***** Entries

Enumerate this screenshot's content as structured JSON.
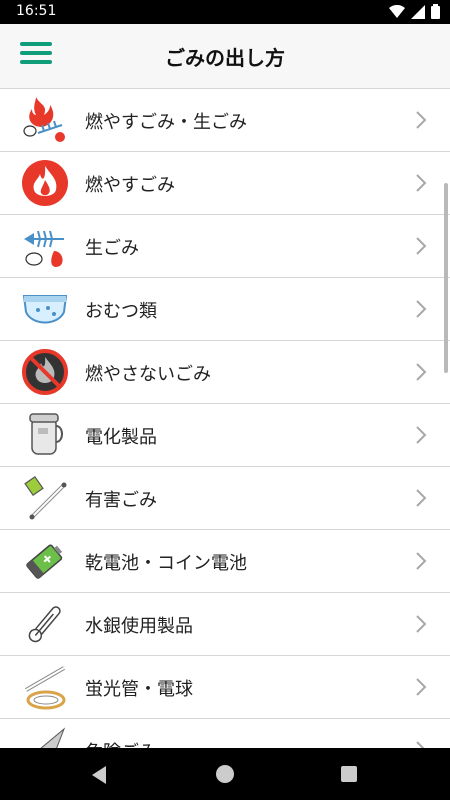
{
  "status": {
    "time": "16:51"
  },
  "appbar": {
    "title": "ごみの出し方"
  },
  "items": [
    {
      "label": "燃やすごみ・生ごみ"
    },
    {
      "label": "燃やすごみ"
    },
    {
      "label": "生ごみ"
    },
    {
      "label": "おむつ類"
    },
    {
      "label": "燃やさないごみ"
    },
    {
      "label": "電化製品"
    },
    {
      "label": "有害ごみ"
    },
    {
      "label": "乾電池・コイン電池"
    },
    {
      "label": "水銀使用製品"
    },
    {
      "label": "蛍光管・電球"
    },
    {
      "label": "危険ごみ"
    }
  ],
  "colors": {
    "accent": "#0f9d7a",
    "fire": "#e8382a",
    "battery": "#6cc04a"
  }
}
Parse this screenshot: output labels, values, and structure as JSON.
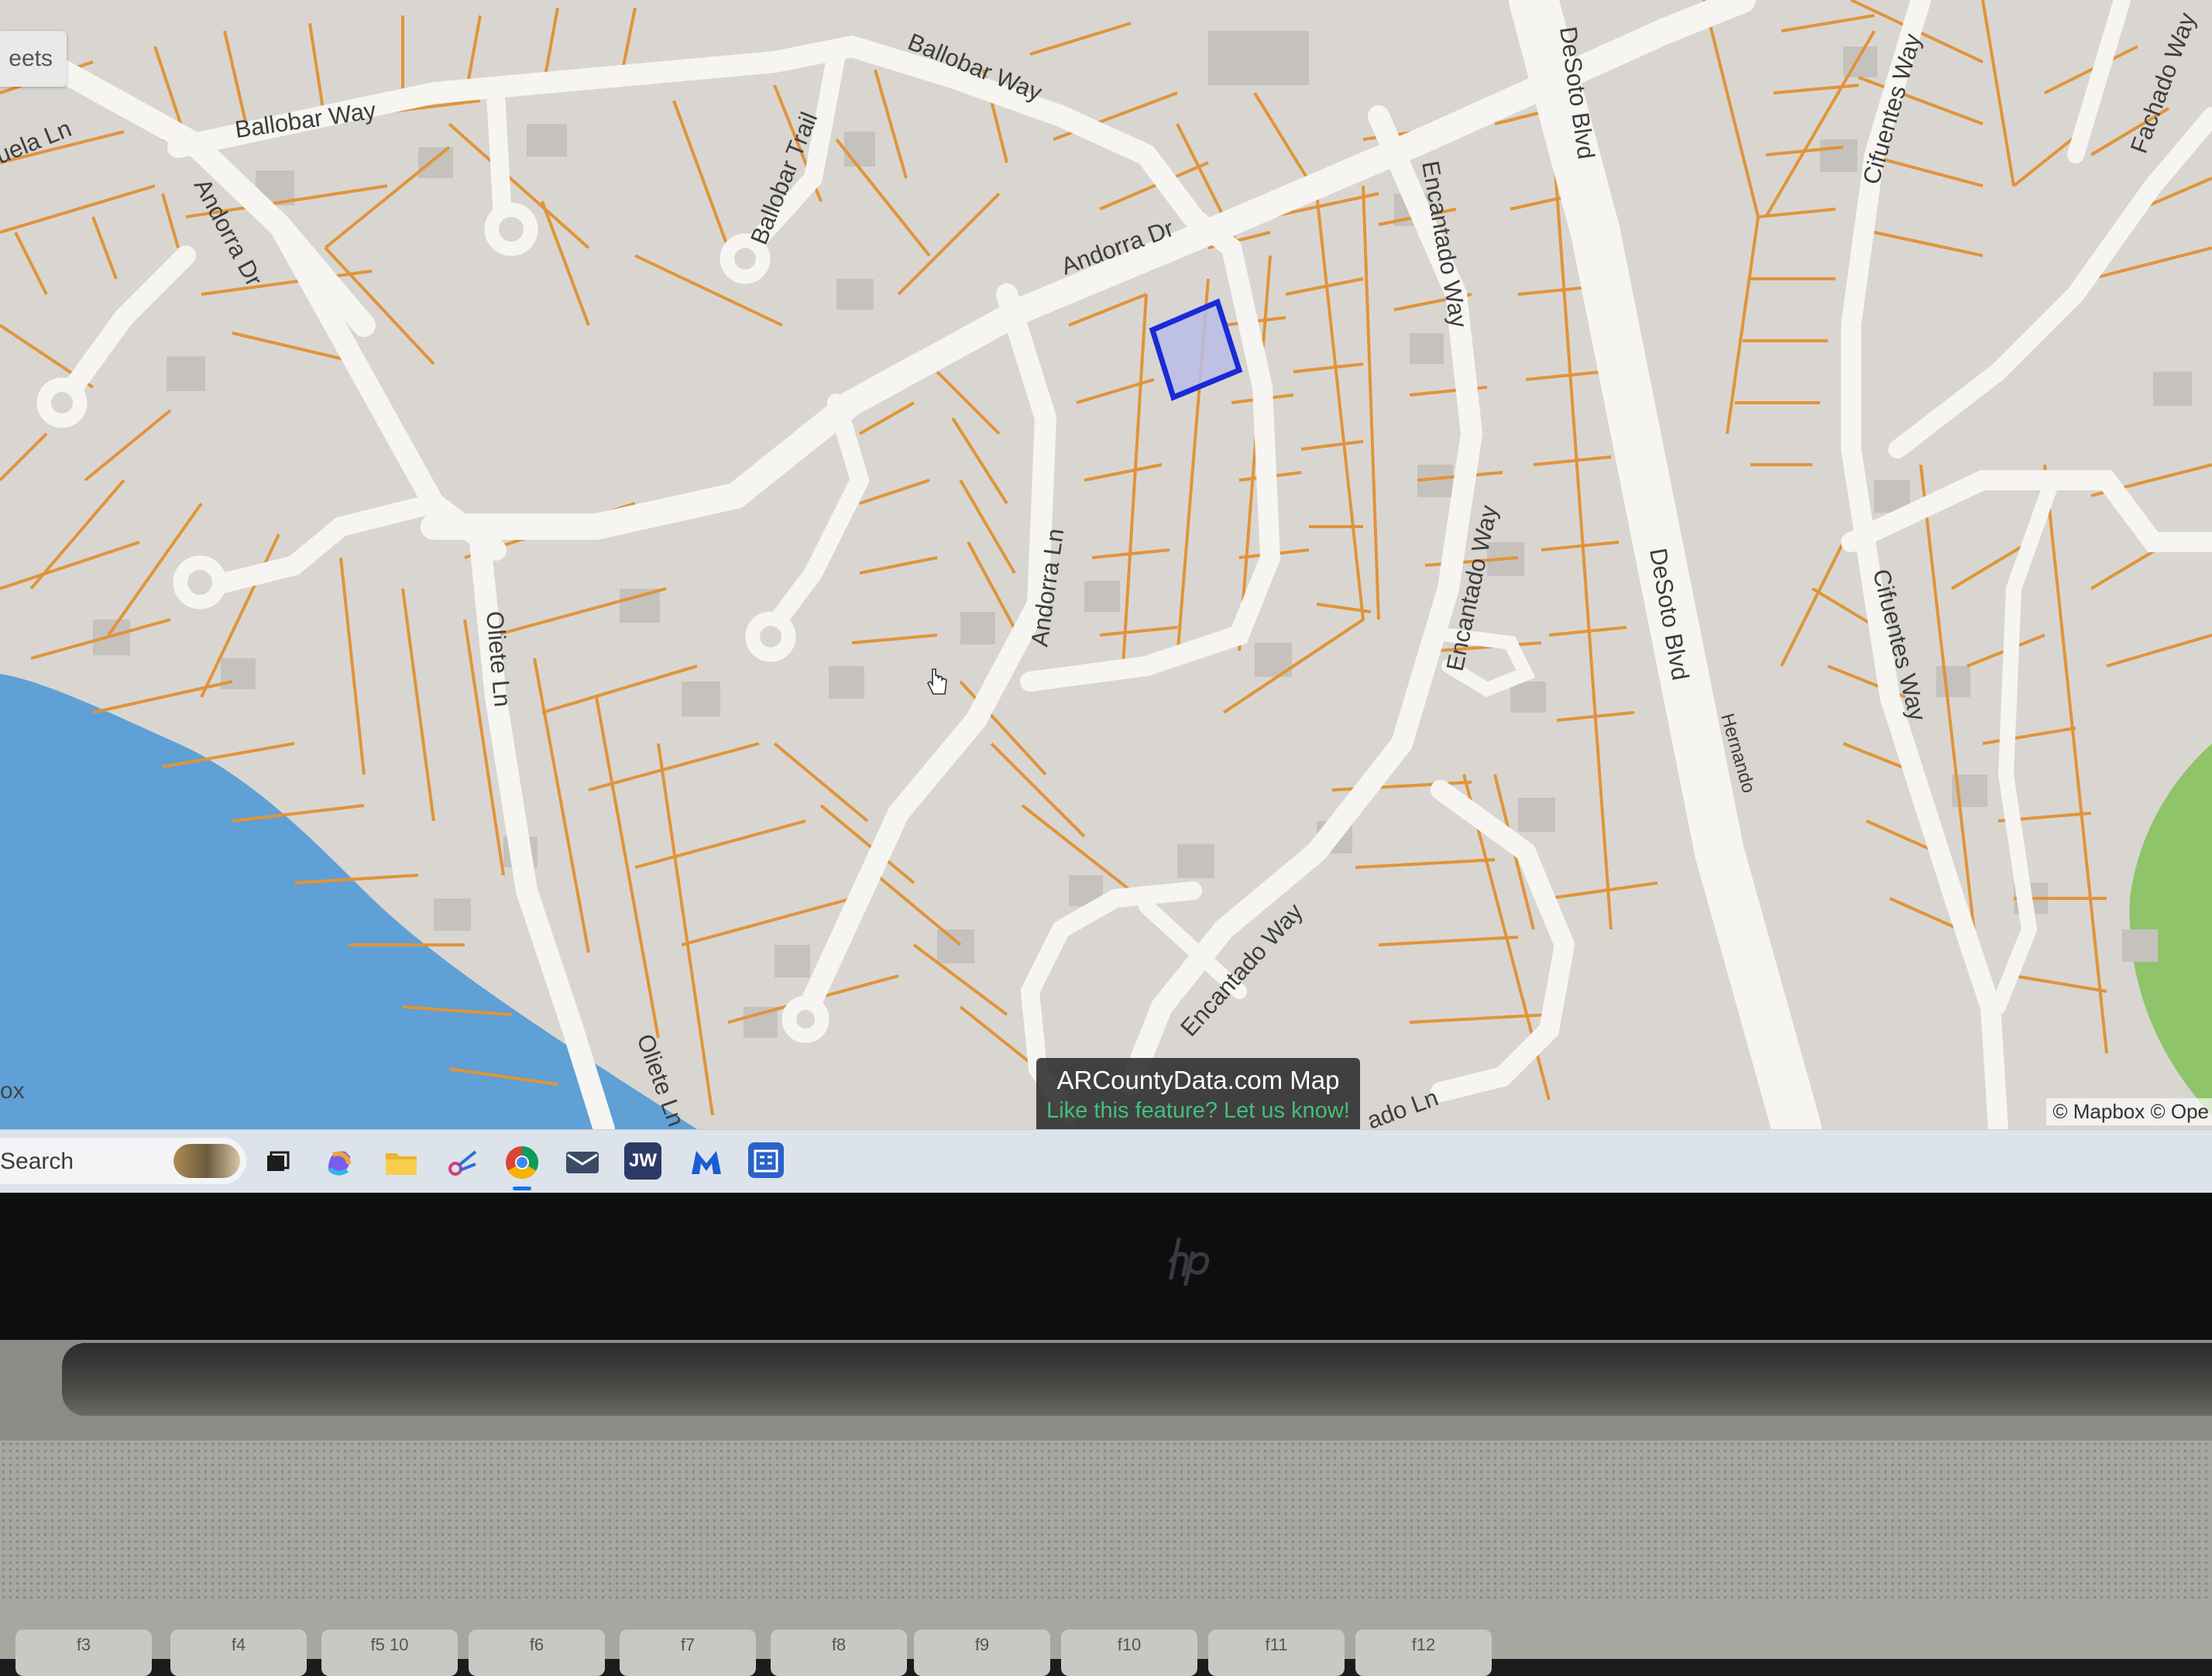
{
  "map": {
    "layer_button_label": "eets",
    "left_edge_label": "ox",
    "attribution": "© Mapbox © Ope",
    "streets": {
      "ballobar_way_west": "Ballobar Way",
      "ballobar_way_east": "Ballobar Way",
      "ballobar_trail": "Ballobar Trail",
      "andorra_dr_north": "Andorra Dr",
      "andorra_dr_west": "Andorra Dr",
      "andorra_ln": "Andorra Ln",
      "oliete_ln_north": "Oliete Ln",
      "oliete_ln_south": "Oliete Ln",
      "encantado_way_north": "Encantado Way",
      "encantado_way_mid": "Encantado Way",
      "encantado_way_south": "Encantado Way",
      "desoto_blvd_north": "DeSoto Blvd",
      "desoto_blvd_south": "DeSoto Blvd",
      "cifuentes_way_north": "Cifuentes Way",
      "cifuentes_way_south": "Cifuentes Way",
      "fachado_way": "Fachado Way",
      "hernando": "Hernando",
      "uela_ln": "uela Ln",
      "ado_ln": "ado Ln"
    },
    "banner": {
      "title": "ARCountyData.com Map",
      "subtitle": "Like this feature? Let us know!"
    },
    "colors": {
      "parcel_line": "#e0943a",
      "road": "#f6f5f2",
      "land": "#d9d6d1",
      "water": "#5fa0d6",
      "park": "#8fc46a",
      "selected_parcel_stroke": "#1a2bd6",
      "selected_parcel_fill": "#b9bde8"
    }
  },
  "taskbar": {
    "search_label": "Search",
    "icons": [
      {
        "name": "task-view-icon"
      },
      {
        "name": "copilot-icon"
      },
      {
        "name": "file-explorer-icon"
      },
      {
        "name": "snipping-tool-icon"
      },
      {
        "name": "chrome-icon",
        "active": true
      },
      {
        "name": "mail-app-icon"
      },
      {
        "name": "jw-app-icon",
        "label": "JW"
      },
      {
        "name": "malwarebytes-icon"
      },
      {
        "name": "calendar-app-icon"
      }
    ]
  },
  "device": {
    "keys": [
      "f3",
      "f4",
      "f5 10",
      "f6",
      "f7",
      "f8",
      "f9",
      "f10",
      "f11",
      "f12"
    ]
  }
}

**********

• [What to work on] Scan the records for the string "Encantado". Copy each line in which it appears.

• [Answer below]
      "encantado_way_north": "Encantado Way",
      "encantado_way_mid": "Encantado Way",
      "encantado_way_south": "Encantado Way",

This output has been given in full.